> _Records supplied_
--

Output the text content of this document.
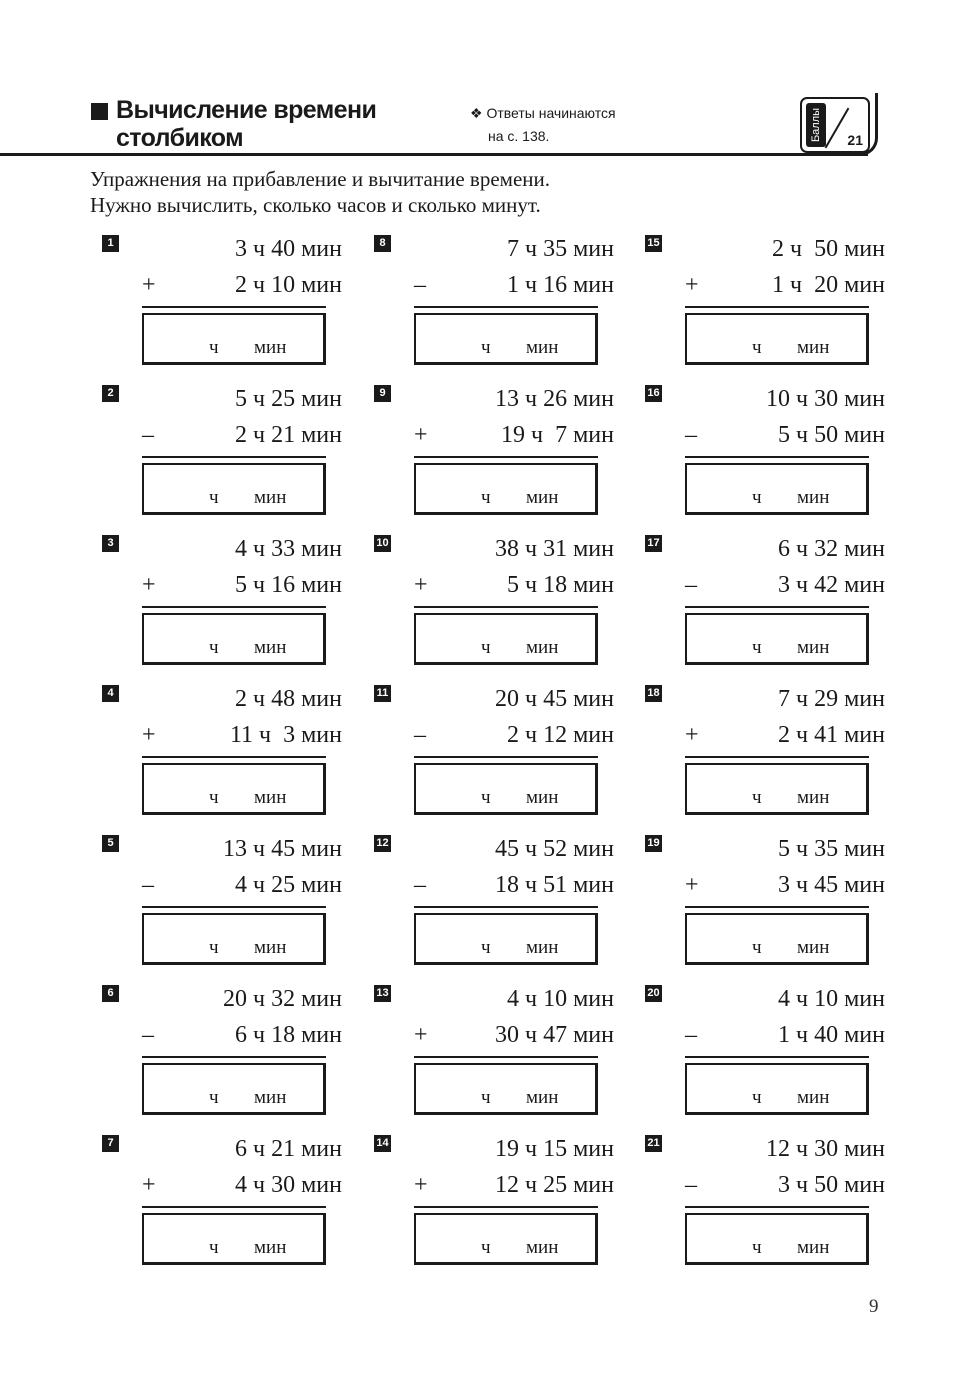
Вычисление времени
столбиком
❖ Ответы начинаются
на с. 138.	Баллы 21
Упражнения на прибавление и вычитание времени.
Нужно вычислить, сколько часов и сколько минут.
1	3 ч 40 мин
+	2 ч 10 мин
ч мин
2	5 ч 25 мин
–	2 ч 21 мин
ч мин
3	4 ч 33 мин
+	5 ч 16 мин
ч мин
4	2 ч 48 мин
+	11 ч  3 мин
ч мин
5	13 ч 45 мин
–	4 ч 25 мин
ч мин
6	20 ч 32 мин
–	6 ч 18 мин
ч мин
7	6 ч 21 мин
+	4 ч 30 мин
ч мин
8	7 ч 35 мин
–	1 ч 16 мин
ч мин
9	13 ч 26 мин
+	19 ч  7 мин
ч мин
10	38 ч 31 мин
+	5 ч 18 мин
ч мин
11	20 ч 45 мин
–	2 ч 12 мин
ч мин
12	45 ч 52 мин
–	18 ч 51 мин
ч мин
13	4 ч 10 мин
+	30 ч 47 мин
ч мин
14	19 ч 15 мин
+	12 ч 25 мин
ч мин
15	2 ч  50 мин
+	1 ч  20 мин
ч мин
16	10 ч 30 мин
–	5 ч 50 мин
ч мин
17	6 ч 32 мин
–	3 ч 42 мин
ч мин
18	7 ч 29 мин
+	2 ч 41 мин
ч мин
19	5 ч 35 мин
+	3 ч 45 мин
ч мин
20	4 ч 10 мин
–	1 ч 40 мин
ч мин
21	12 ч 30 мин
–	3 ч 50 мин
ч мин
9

--

> _Exercise_
Give only the number of lines in the material above that include the word "времени".

> _Response below_
2